Se me hizo un nudo en el estómago cuando una mujer de uniforme verde claro se me aproximó mientras arrastraba mi equipaje de unos 30 kilos, abarrotado de encargos, ropas y artículos electrónicos para mis amigos en el Aeropuerto de La Habana. Tras haber sido corresponsal en Cuba casi seis años, sabía lo que vendría después: una intensa requisa de la maleta por militares de rostro inexpresivo, un regaño, tal vez, incluso una multa.
Pero me dejaron pasar sin problema alguno. «Pasa, mi amor», dijo la agente con una sonrisa, señalándome la salida.
Fue la primera señal de la atmósfera más relajada y esperanzadora que encontré en mi breve visita a La Habana este mes; una atmósfera que no existía durante mi estancia en la capital cubana entre 1999 y 2009. Las diferencias que vi y sentí durante el regreso me hicieron darme cuenta de hasta dónde los diez años que pasé en la isla se caracterizaron por la ansiedad y el aislamiento, y las diferencias con el país en que se está convirtiendo bajo las modestas reformas del presidente Raúl Castro.
A todas partes que fui en La Habana había grandes esperanzas de más cambios después que Cuba y Estados Unidos anunciaron el 17 de diciembre que planeaban normalizar sus relaciones. Los cubanos parecieron especialmente entusiasmados ante la posibilidad de más visitas de estadounidenses.
Cuando viví aquí como periodista estadounidense, reinaba el rígido control del gobierno y la sospecha, especialmente durante mis primeros años. En una ocasión, un agente uniformado exigió entrar a mi apartamento en La Habana Vieja para asegurar que no tuviera una máquina de fax, considerada un dispositivo peligroso. Aunque había poco tráfico o comercio en las calles, había policías uniformados de azul en casi todas las cuadras, y ciertamente no con buena cara.

Datos proporcionados »
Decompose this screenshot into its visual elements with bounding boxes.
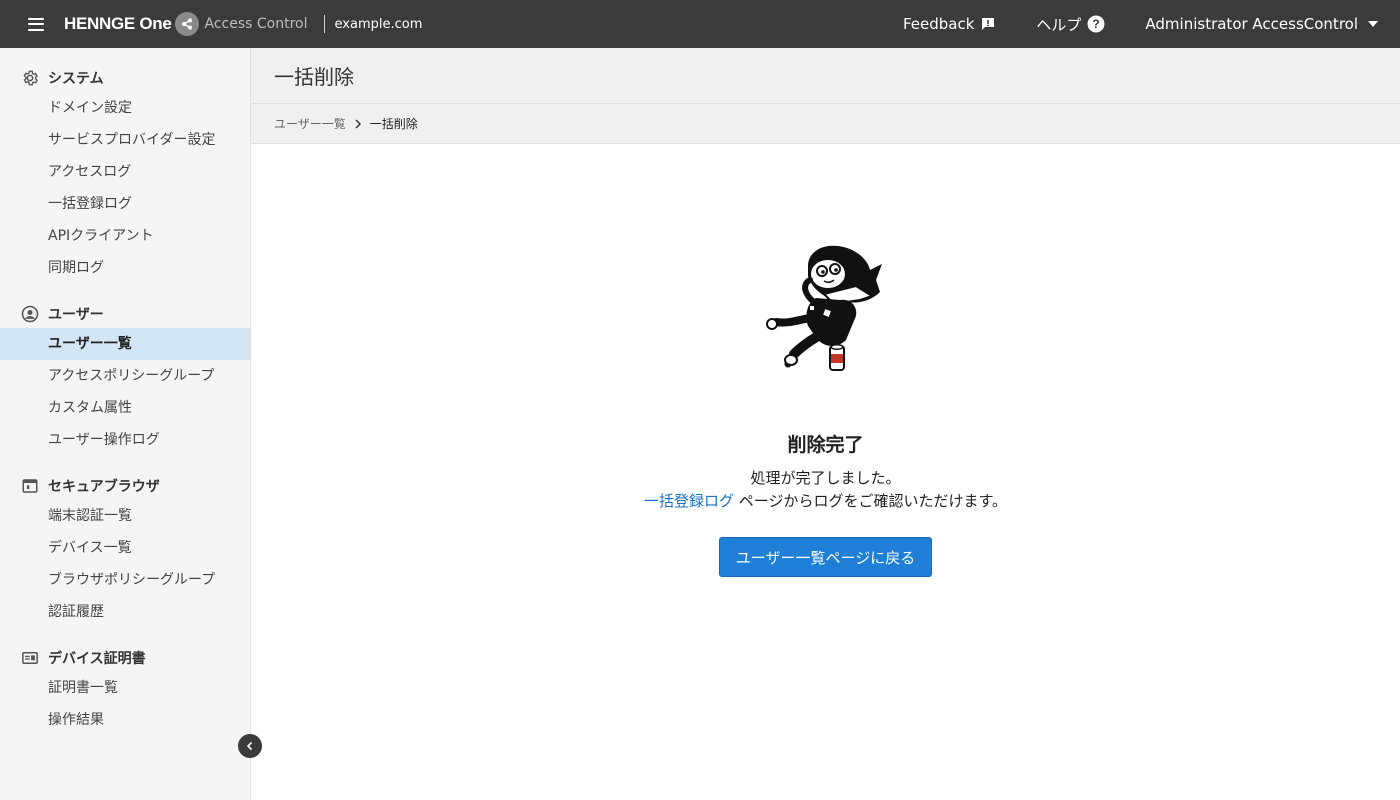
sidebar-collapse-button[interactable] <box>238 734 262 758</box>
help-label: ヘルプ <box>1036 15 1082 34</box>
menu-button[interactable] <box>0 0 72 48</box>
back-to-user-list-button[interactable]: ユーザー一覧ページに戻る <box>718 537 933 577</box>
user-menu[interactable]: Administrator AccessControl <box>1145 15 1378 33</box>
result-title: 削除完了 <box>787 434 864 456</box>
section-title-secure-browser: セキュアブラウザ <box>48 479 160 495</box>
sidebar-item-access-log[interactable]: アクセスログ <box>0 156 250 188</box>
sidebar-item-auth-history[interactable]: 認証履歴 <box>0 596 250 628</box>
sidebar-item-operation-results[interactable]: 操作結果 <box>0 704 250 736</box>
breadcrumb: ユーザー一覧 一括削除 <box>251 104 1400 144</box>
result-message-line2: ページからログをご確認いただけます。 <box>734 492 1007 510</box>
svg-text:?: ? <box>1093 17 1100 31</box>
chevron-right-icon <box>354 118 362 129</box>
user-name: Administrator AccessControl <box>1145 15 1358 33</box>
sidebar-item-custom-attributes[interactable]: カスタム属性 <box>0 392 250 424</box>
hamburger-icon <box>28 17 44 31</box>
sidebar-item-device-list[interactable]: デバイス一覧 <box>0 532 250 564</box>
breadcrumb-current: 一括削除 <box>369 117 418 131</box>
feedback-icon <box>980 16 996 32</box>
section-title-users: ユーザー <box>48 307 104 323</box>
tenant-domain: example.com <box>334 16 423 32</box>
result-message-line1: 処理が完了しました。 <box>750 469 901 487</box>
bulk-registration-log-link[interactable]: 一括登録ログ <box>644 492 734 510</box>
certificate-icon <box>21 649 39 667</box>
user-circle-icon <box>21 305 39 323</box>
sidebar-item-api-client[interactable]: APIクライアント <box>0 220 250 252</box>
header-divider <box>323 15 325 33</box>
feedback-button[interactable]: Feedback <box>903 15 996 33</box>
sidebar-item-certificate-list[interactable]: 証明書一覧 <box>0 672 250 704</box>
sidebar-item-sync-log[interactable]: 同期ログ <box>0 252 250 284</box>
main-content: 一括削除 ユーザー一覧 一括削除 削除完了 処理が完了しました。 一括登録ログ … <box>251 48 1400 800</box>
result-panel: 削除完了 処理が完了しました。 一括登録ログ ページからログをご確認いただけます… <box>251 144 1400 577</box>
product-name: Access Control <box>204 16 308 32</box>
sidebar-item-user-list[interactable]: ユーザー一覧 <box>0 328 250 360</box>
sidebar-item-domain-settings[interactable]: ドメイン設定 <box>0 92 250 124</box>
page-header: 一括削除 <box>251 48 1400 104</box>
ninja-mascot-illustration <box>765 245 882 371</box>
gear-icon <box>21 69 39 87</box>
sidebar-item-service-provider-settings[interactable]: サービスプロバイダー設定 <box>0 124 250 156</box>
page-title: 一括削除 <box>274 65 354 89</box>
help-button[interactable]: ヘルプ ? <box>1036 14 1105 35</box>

Qué harás »
1. Reproduce al pie de la letra las filas de los datos, empezando en la que contiene "sidebar-collapse-button[interactable] <box>238 734" y terminando después de la que contiene "section-title-secure-browser: セキュアブラウザ <box>48".
2. Prolonga el texto sobre el regreso a La Habana a partir de su última oración.
Las filas no tienen ninguna relación con el texto.

Resultados en orden »
1.
sidebar-collapse-button[interactable] <box>238 734 262 758</box>
help-label: ヘルプ <box>1036 15 1082 34</box>
menu-button[interactable] <box>0 0 72 48</box>
back-to-user-list-button[interactable]: ユーザー一覧ページに戻る <box>718 537 933 577</box>
user-menu[interactable]: Administrator AccessControl <box>1145 15 1378 33</box>
result-title: 削除完了 <box>787 434 864 456</box>
section-title-secure-browser: セキュアブラウザ <box>48 479 160 495</box>

2.
Como extranjera con acceso a dólares, mi circunstancia eran mucho mejor que las del cubano de a pie. Pero nadie podía escapar a todas las dificultades que quedaban tras el llamado Período Especial de los años 90, un período de austeridad económica que siguió a la pérdida de los subsidios de la Unión Soviética.
Los apagones duraban horas, lo que provocaba noches de insomnio en medio del fuerte calor del verano sin aire acondicionado. La falta de electricidad también hacía imposible bañarse en los edificios donde el agua subía a los apartamentos con una bomba eléctrica, y los alimentos se dañaban en el refrigerador. Había escasez de productos básicos como papel higiénico y huevos.
La desesperación económica de los cubanos se reflejaba en su trato con los extranjeros. Una mujer madura me siguió una vez caminando cuatro cuadras por la Calle Obispo en La Habana Vieja, rogándome que le diera un jabón que yo no tenía.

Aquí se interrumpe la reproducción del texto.